## START PROVIDED DATA

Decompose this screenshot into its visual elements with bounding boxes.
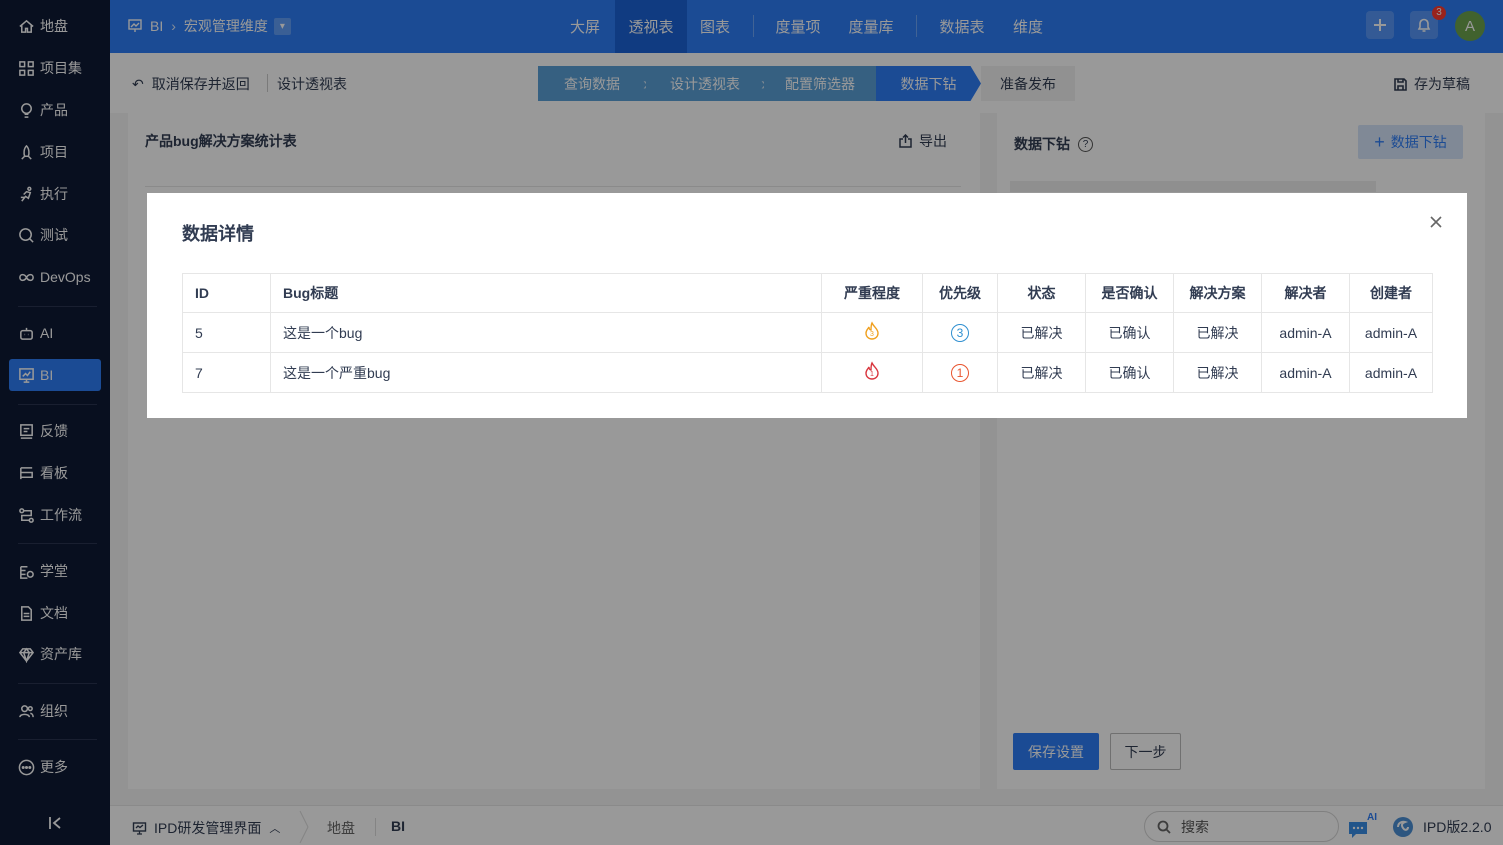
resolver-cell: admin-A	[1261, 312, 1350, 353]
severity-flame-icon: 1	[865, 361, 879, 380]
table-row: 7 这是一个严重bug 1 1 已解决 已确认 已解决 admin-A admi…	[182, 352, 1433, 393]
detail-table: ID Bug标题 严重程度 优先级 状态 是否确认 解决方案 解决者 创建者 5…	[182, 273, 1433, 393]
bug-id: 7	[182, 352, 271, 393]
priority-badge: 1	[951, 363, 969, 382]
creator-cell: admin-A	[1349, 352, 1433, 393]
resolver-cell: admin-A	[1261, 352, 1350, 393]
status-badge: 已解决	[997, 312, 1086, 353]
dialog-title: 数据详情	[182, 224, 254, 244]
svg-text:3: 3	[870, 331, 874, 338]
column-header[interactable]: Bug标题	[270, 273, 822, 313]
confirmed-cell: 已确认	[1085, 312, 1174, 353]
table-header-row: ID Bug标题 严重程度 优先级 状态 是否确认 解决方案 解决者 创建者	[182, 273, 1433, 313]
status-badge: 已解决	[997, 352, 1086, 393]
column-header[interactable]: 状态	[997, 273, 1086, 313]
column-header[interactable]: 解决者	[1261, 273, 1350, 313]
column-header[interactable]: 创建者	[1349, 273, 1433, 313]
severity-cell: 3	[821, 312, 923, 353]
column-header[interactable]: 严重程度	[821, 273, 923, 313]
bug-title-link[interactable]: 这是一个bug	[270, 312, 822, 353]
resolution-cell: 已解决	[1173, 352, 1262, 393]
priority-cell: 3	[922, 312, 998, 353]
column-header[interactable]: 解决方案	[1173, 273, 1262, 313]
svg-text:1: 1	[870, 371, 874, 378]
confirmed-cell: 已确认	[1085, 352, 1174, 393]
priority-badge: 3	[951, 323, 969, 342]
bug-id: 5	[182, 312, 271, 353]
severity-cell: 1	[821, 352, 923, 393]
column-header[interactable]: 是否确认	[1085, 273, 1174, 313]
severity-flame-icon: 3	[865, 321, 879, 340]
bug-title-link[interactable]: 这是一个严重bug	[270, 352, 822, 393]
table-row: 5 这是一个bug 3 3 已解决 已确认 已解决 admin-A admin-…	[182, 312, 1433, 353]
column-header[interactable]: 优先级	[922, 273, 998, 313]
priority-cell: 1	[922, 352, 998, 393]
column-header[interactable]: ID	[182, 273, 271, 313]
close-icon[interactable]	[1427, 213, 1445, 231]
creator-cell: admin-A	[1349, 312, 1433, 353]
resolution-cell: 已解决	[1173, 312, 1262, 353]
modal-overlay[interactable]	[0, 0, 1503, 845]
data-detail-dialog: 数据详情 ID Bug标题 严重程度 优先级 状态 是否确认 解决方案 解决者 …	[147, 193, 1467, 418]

## END PROVIDED DATA

Reproduce every line of the records above word for word, but leave out the pictures.

Decompose this screenshot into its visual elements with bounding boxes.
resolver-cell: admin-A	[1261, 312, 1350, 353]
severity-flame-icon: 1	[865, 361, 879, 380]
table-row: 7 这是一个严重bug 1 1 已解决 已确认 已解决 admin-A admi…	[182, 352, 1433, 393]
detail-table: ID Bug标题 严重程度 优先级 状态 是否确认 解决方案 解决者 创建者 5…	[182, 273, 1433, 393]
bug-id: 7	[182, 352, 271, 393]
priority-badge: 1	[951, 363, 969, 382]
creator-cell: admin-A	[1349, 352, 1433, 393]
resolver-cell: admin-A	[1261, 352, 1350, 393]
status-badge: 已解决	[997, 312, 1086, 353]
dialog-title: 数据详情	[182, 224, 254, 244]
svg-text:3: 3	[870, 331, 874, 338]
column-header[interactable]: Bug标题	[270, 273, 822, 313]
confirmed-cell: 已确认	[1085, 312, 1174, 353]
table-header-row: ID Bug标题 严重程度 优先级 状态 是否确认 解决方案 解决者 创建者	[182, 273, 1433, 313]
status-badge: 已解决	[997, 352, 1086, 393]
column-header[interactable]: 状态	[997, 273, 1086, 313]
column-header[interactable]: 解决者	[1261, 273, 1350, 313]
column-header[interactable]: 创建者	[1349, 273, 1433, 313]
severity-cell: 3	[821, 312, 923, 353]
column-header[interactable]: 严重程度	[821, 273, 923, 313]
bug-title-link[interactable]: 这是一个bug	[270, 312, 822, 353]
resolution-cell: 已解决	[1173, 352, 1262, 393]
priority-cell: 3	[922, 312, 998, 353]
column-header[interactable]: 解决方案	[1173, 273, 1262, 313]
svg-text:1: 1	[870, 371, 874, 378]
confirmed-cell: 已确认	[1085, 352, 1174, 393]
priority-badge: 3	[951, 323, 969, 342]
bug-id: 5	[182, 312, 271, 353]
severity-cell: 1	[821, 352, 923, 393]
column-header[interactable]: 是否确认	[1085, 273, 1174, 313]
severity-flame-icon: 3	[865, 321, 879, 340]
bug-title-link[interactable]: 这是一个严重bug	[270, 352, 822, 393]
table-row: 5 这是一个bug 3 3 已解决 已确认 已解决 admin-A admin-…	[182, 312, 1433, 353]
column-header[interactable]: 优先级	[922, 273, 998, 313]
priority-cell: 1	[922, 352, 998, 393]
column-header[interactable]: ID	[182, 273, 271, 313]
close-icon[interactable]	[1427, 213, 1445, 231]
creator-cell: admin-A	[1349, 312, 1433, 353]
resolution-cell: 已解决	[1173, 312, 1262, 353]
modal-overlay[interactable]	[0, 0, 1503, 845]
data-detail-dialog: 数据详情 ID Bug标题 严重程度 优先级 状态 是否确认 解决方案 解决者 …	[147, 193, 1467, 418]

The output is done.